### WHAT IS NEEDED
Each line in the entries below that holds the string "Power" is to be listed.

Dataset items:
* START *
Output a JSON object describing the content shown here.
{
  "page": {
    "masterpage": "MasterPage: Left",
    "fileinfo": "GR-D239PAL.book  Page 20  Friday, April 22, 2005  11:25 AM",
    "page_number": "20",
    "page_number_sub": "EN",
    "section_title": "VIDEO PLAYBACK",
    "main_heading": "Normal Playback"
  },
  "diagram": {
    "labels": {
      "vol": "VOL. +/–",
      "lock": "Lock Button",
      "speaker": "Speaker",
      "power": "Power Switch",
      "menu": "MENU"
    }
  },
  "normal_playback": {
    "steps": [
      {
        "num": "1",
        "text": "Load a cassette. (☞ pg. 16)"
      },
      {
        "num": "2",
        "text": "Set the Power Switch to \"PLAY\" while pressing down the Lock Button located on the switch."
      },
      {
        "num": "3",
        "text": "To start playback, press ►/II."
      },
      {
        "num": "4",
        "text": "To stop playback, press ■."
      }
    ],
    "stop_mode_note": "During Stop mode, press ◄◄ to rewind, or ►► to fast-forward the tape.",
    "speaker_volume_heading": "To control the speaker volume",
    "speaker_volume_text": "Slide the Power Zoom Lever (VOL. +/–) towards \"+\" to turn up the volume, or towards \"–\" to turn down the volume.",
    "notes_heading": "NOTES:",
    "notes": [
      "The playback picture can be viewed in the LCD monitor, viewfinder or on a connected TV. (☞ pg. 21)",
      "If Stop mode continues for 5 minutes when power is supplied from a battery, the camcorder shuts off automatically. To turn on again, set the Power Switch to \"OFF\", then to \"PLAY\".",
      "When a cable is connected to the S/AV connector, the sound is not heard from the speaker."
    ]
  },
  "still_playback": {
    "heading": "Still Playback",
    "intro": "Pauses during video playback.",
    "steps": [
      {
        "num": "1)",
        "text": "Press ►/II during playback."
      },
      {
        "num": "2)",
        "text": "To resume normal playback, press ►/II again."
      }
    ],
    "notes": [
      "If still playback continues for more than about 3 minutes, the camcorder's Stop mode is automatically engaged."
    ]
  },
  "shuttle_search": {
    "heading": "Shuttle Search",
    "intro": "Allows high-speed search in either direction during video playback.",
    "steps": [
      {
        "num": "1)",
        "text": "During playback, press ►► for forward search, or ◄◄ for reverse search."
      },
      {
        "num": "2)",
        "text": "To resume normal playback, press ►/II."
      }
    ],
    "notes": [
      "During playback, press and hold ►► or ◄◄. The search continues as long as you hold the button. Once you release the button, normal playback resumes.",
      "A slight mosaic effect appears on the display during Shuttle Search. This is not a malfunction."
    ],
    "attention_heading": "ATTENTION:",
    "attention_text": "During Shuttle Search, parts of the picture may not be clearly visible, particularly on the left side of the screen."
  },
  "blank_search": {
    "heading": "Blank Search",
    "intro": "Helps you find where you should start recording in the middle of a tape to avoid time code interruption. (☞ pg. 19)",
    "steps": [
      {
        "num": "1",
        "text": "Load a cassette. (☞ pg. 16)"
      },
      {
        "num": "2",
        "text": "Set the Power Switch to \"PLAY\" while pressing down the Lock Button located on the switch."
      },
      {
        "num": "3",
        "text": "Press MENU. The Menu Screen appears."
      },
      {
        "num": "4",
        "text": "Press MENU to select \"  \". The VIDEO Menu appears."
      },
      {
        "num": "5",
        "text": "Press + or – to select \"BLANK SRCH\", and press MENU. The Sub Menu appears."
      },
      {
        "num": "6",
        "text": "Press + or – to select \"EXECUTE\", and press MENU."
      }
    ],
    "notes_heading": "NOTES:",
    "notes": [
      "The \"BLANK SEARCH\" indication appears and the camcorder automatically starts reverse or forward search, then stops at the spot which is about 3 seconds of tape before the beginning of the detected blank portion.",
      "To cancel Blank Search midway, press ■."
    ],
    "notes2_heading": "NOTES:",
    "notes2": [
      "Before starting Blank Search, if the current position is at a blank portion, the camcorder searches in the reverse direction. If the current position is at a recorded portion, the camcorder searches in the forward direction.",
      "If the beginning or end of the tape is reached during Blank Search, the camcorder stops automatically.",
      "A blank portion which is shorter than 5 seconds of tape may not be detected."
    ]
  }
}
* END *
### TASK SOLUTION
      "power": "Power Switch",
        "text": "Set the Power Switch to \"PLAY\" while pressing down the Lock Button located on the switch."
    "speaker_volume_text": "Slide the Power Zoom Lever (VOL. +/–) towards \"+\" to turn up the volume, or towards \"–\" to turn down the volume.",
      "If Stop mode continues for 5 minutes when power is supplied from a battery, the camcorder shuts off automatically. To turn on again, set the Power Switch to \"OFF\", then to \"PLAY\".",
        "text": "Set the Power Switch to \"PLAY\" while pressing down the Lock Button located on the switch."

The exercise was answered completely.